__WRITTEN EXERCISE 1__:
Copy the stretch of the Nagios XI forum thread from "User avatar" through "it was fixed?".
__WRITTEN EXERCISE 2__:
Say whether each statement agrees with the Nagios XI forum thread, answering yes or no and quoting the deciding words: (a) the running configuration was checked via SQL and has max_check_attempts set to 5; (b) the setup uses mod_gearman with a single worker; (c) in the objects.cache entry for the example host, notifications_enabled is set to 1.

__SELECTED TEXT__:
------
Check goes immediately to HARD Host Down State

This support forum board is for support questions relating to Nagios XI, our flagship commercial network monitoring solution.
IMTECH
Posts: 53
Joined: Fri Nov 25, 2011 6:35 am

Check goes immediately to HARD Host Down State

Post by IMTECH »

Hi,

we are having problems with our NagiosXI Installation (System Profile Output attached). We had a severe crash yesterday. Now everything seems to work fine again, but Host Down Notifications are being sent on the first check, instead of the fifth. I checked via SQL, the running configuration has max_check_attempts = 5. Please find a file showing the State History for a host attached.
Why would NagiosXI ignore the max_check_attempts value and go immediately to a hard state?
Do you need additional information to provide support to this issue?
Kind regards
Max

Update: Adding another Picture, showing more State History Entries and clearification that State Types is set to 'Both'.
We do get notifications for each of this UP/DOWN events, each on the first attempt.
You do not have the required permissions to view the files attached to this post.
User avatar
tgriep
Madmin
Posts: 9190
Joined: Thu Oct 30, 2014 9:02 am

Re: Check goes immediately to HARD Host Down State

Post by tgriep »

Can you post what happened to the server when it crashed and how it was fixed?

Maybe the crashed corrupted the running config and to verify that, can you look in the following files for the hosts that are going immediately down and see if the settings are correct?

Code: Select all

/usr/local/nagios/var/objects.cache
/usr/local/nagios/var/status.dat
Post what you find in those files so we can view the entries.
Be sure to check out our Knowledgebase for helpful articles and solutions!
IMTECH
Posts: 53
Joined: Fri Nov 25, 2011 6:35 am

Re: Check goes immediately to HARD Host Down State

Post by IMTECH »

Hi,

we do not fully understand what caused the problems yet. We use a setup including mod_gearman and several workers. It looks like there was a communication problem between the workers and our master server or a general network outage, resulting in checks not being accepted by the workers or processed by them. The master itself would have been fine, but we restarted both the master and the workers in the progress of trying to fix the problems. After a while, jobs were processed again. After this period of problems, we noticed the Host Down on first attempt problem.

I checked the entries in objects.cache and status.dat for some of the affected hosts and they look fine for me:

Example Host (current state is ok, but he had the problem recently):

objects.cache:

define host {
host_name XXXX
alias F600c
address XXXX
check_period 24x7
check_command check-host-alive_custom!7000.0,80%!10000.0,100%!!!!!!
event_handler xi_host_notification_handler
contacts helpdesk
contact_groups XXXX
notification_period 24x7
initial_state o
importance 0
check_interval 5.000000
retry_interval 1.000000
max_check_attempts 5
active_checks_enabled 1
passive_checks_enabled 1
obsess 0
event_handler_enabled 1
low_flap_threshold 0.000000
high_flap_threshold 0.000000
flap_detection_enabled 1
flap_detection_options u,u
freshness_threshold 0
check_freshness 0
notification_options r,d,u,f,s
notifications_enabled 0
notification_interval 60.000000
first_notification_delay 0.000000
stalking_options n
process_perf_data 1
icon_image firewall.png
retain_status_information 1
retain_nonstatus_information 1
}

same host in status.dat:

hoststatus {
host_name=XXXX
modified_attributes=1
check_command=check-host-alive_custom!7000.0,80%!10000.0,100%!!!!!!
------
__DATASET EXTRACT__:
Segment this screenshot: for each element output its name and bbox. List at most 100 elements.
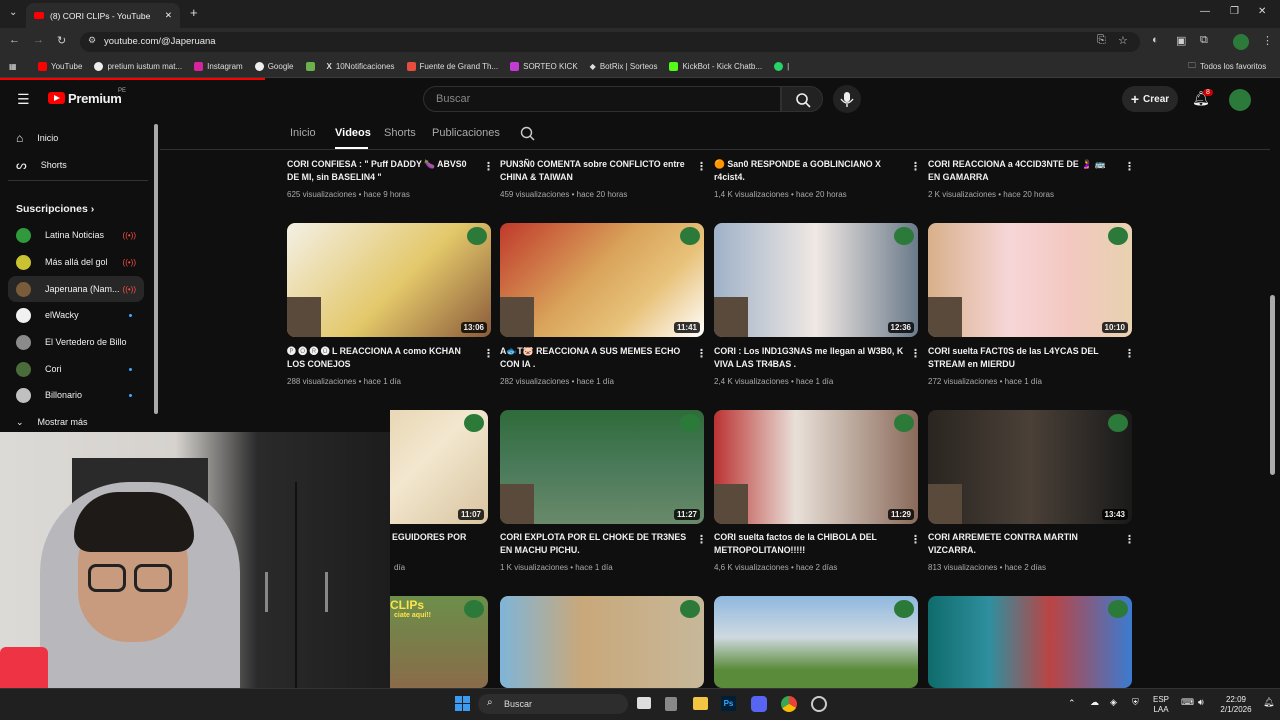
------
__TASK SOLUTION 1__:
User avatar
tgriep
Madmin
Posts: 9190
Joined: Thu Oct 30, 2014 9:02 am

Re: Check goes immediately to HARD Host Down State

Post by tgriep »

Can you post what happened to the server when it crashed and how it was fixed?

__TASK SOLUTION 2__:
(a) Yes: "I checked via SQL, the running configuration has max_check_attempts = 5."
(b) No: "We use a setup including mod_gearman and several workers."
(c) No: "notifications_enabled 0"